#### Data for this exercise

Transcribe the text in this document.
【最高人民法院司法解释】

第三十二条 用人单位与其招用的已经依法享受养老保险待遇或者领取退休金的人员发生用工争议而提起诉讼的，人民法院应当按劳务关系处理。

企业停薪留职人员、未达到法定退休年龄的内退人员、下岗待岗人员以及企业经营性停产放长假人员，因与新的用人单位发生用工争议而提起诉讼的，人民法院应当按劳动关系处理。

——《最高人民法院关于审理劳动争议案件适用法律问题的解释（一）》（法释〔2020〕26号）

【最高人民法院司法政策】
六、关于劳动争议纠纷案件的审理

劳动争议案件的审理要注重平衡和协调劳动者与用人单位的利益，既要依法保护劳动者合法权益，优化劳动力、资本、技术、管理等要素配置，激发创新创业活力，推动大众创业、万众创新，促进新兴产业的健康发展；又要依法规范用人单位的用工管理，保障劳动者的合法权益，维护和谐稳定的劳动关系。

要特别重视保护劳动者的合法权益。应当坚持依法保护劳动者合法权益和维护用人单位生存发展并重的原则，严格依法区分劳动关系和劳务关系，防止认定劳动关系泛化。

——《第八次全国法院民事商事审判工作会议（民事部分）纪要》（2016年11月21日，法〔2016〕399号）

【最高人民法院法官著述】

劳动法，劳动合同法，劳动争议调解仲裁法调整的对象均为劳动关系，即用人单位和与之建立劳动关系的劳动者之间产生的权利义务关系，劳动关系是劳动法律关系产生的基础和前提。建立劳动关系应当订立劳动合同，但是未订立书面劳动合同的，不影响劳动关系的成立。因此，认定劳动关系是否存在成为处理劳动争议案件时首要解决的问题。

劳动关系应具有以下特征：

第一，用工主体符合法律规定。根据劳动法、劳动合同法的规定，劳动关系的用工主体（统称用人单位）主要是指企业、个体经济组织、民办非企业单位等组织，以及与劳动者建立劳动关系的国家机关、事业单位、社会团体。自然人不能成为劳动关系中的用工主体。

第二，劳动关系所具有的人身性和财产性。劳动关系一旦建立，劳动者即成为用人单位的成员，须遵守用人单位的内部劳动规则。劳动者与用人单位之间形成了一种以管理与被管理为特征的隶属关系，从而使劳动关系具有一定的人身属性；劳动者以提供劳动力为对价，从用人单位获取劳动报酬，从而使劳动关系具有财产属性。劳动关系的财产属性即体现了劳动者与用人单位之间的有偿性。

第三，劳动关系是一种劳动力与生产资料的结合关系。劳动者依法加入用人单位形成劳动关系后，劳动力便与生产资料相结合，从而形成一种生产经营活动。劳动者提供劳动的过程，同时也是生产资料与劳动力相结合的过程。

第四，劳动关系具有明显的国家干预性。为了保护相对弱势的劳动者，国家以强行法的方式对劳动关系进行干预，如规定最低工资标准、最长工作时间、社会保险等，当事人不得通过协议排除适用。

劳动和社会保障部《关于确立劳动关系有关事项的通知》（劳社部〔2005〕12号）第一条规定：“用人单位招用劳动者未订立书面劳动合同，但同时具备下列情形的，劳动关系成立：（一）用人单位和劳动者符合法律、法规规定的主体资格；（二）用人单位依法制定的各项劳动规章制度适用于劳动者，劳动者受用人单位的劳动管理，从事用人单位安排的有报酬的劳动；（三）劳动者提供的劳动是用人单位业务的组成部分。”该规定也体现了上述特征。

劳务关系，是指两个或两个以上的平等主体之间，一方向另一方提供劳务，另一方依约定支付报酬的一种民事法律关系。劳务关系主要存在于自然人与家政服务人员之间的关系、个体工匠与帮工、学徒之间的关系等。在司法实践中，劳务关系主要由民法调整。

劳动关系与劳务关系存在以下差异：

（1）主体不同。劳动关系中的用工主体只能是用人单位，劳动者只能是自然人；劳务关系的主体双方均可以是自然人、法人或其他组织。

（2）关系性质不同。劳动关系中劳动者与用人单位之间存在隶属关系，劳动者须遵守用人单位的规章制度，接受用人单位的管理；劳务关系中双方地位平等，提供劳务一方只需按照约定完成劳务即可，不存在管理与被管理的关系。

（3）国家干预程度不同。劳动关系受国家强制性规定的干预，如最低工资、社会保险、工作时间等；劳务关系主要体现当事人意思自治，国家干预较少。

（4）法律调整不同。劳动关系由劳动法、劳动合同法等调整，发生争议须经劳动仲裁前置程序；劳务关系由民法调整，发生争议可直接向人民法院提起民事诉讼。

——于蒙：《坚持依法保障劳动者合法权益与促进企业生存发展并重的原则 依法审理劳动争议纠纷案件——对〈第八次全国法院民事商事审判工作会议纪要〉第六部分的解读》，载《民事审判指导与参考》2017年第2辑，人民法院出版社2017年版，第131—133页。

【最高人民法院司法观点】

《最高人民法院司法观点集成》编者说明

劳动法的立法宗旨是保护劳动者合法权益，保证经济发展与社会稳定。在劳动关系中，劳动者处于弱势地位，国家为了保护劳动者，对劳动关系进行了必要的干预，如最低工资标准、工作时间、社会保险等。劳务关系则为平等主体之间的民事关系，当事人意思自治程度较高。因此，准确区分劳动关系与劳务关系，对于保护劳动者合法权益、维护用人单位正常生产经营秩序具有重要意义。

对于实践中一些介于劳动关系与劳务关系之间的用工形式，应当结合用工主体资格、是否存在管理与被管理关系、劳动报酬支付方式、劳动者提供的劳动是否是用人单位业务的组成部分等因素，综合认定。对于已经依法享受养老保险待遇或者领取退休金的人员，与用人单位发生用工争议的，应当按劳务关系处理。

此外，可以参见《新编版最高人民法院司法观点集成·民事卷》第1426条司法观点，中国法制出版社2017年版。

########

*What to produce*:
The records above should all be quoted exactly, please.

*Response to the exercise*:
Transcribe the text in this document.
【最高人民法院司法解释】

第三十二条 用人单位与其招用的已经依法享受养老保险待遇或者领取退休金的人员发生用工争议而提起诉讼的，人民法院应当按劳务关系处理。

企业停薪留职人员、未达到法定退休年龄的内退人员、下岗待岗人员以及企业经营性停产放长假人员，因与新的用人单位发生用工争议而提起诉讼的，人民法院应当按劳动关系处理。

——《最高人民法院关于审理劳动争议案件适用法律问题的解释（一）》（法释〔2020〕26号）

【最高人民法院司法政策】
六、关于劳动争议纠纷案件的审理

劳动争议案件的审理要注重平衡和协调劳动者与用人单位的利益，既要依法保护劳动者合法权益，优化劳动力、资本、技术、管理等要素配置，激发创新创业活力，推动大众创业、万众创新，促进新兴产业的健康发展；又要依法规范用人单位的用工管理，保障劳动者的合法权益，维护和谐稳定的劳动关系。

要特别重视保护劳动者的合法权益。应当坚持依法保护劳动者合法权益和维护用人单位生存发展并重的原则，严格依法区分劳动关系和劳务关系，防止认定劳动关系泛化。

——《第八次全国法院民事商事审判工作会议（民事部分）纪要》（2016年11月21日，法〔2016〕399号）

【最高人民法院法官著述】

劳动法，劳动合同法，劳动争议调解仲裁法调整的对象均为劳动关系，即用人单位和与之建立劳动关系的劳动者之间产生的权利义务关系，劳动关系是劳动法律关系产生的基础和前提。建立劳动关系应当订立劳动合同，但是未订立书面劳动合同的，不影响劳动关系的成立。因此，认定劳动关系是否存在成为处理劳动争议案件时首要解决的问题。

劳动关系应具有以下特征：

第一，用工主体符合法律规定。根据劳动法、劳动合同法的规定，劳动关系的用工主体（统称用人单位）主要是指企业、个体经济组织、民办非企业单位等组织，以及与劳动者建立劳动关系的国家机关、事业单位、社会团体。自然人不能成为劳动关系中的用工主体。

第二，劳动关系所具有的人身性和财产性。劳动关系一旦建立，劳动者即成为用人单位的成员，须遵守用人单位的内部劳动规则。劳动者与用人单位之间形成了一种以管理与被管理为特征的隶属关系，从而使劳动关系具有一定的人身属性；劳动者以提供劳动力为对价，从用人单位获取劳动报酬，从而使劳动关系具有财产属性。劳动关系的财产属性即体现了劳动者与用人单位之间的有偿性。

第三，劳动关系是一种劳动力与生产资料的结合关系。劳动者依法加入用人单位形成劳动关系后，劳动力便与生产资料相结合，从而形成一种生产经营活动。劳动者提供劳动的过程，同时也是生产资料与劳动力相结合的过程。

第四，劳动关系具有明显的国家干预性。为了保护相对弱势的劳动者，国家以强行法的方式对劳动关系进行干预，如规定最低工资标准、最长工作时间、社会保险等，当事人不得通过协议排除适用。

劳动和社会保障部《关于确立劳动关系有关事项的通知》（劳社部〔2005〕12号）第一条规定：“用人单位招用劳动者未订立书面劳动合同，但同时具备下列情形的，劳动关系成立：（一）用人单位和劳动者符合法律、法规规定的主体资格；（二）用人单位依法制定的各项劳动规章制度适用于劳动者，劳动者受用人单位的劳动管理，从事用人单位安排的有报酬的劳动；（三）劳动者提供的劳动是用人单位业务的组成部分。”该规定也体现了上述特征。

劳务关系，是指两个或两个以上的平等主体之间，一方向另一方提供劳务，另一方依约定支付报酬的一种民事法律关系。劳务关系主要存在于自然人与家政服务人员之间的关系、个体工匠与帮工、学徒之间的关系等。在司法实践中，劳务关系主要由民法调整。

劳动关系与劳务关系存在以下差异：

（1）主体不同。劳动关系中的用工主体只能是用人单位，劳动者只能是自然人；劳务关系的主体双方均可以是自然人、法人或其他组织。

（2）关系性质不同。劳动关系中劳动者与用人单位之间存在隶属关系，劳动者须遵守用人单位的规章制度，接受用人单位的管理；劳务关系中双方地位平等，提供劳务一方只需按照约定完成劳务即可，不存在管理与被管理的关系。

（3）国家干预程度不同。劳动关系受国家强制性规定的干预，如最低工资、社会保险、工作时间等；劳务关系主要体现当事人意思自治，国家干预较少。

（4）法律调整不同。劳动关系由劳动法、劳动合同法等调整，发生争议须经劳动仲裁前置程序；劳务关系由民法调整，发生争议可直接向人民法院提起民事诉讼。

——于蒙：《坚持依法保障劳动者合法权益与促进企业生存发展并重的原则 依法审理劳动争议纠纷案件——对〈第八次全国法院民事商事审判工作会议纪要〉第六部分的解读》，载《民事审判指导与参考》2017年第2辑，人民法院出版社2017年版，第131—133页。

【最高人民法院司法观点】

《最高人民法院司法观点集成》编者说明

劳动法的立法宗旨是保护劳动者合法权益，保证经济发展与社会稳定。在劳动关系中，劳动者处于弱势地位，国家为了保护劳动者，对劳动关系进行了必要的干预，如最低工资标准、工作时间、社会保险等。劳务关系则为平等主体之间的民事关系，当事人意思自治程度较高。因此，准确区分劳动关系与劳务关系，对于保护劳动者合法权益、维护用人单位正常生产经营秩序具有重要意义。

对于实践中一些介于劳动关系与劳务关系之间的用工形式，应当结合用工主体资格、是否存在管理与被管理关系、劳动报酬支付方式、劳动者提供的劳动是否是用人单位业务的组成部分等因素，综合认定。对于已经依法享受养老保险待遇或者领取退休金的人员，与用人单位发生用工争议的，应当按劳务关系处理。

此外，可以参见《新编版最高人民法院司法观点集成·民事卷》第1426条司法观点，中国法制出版社2017年版。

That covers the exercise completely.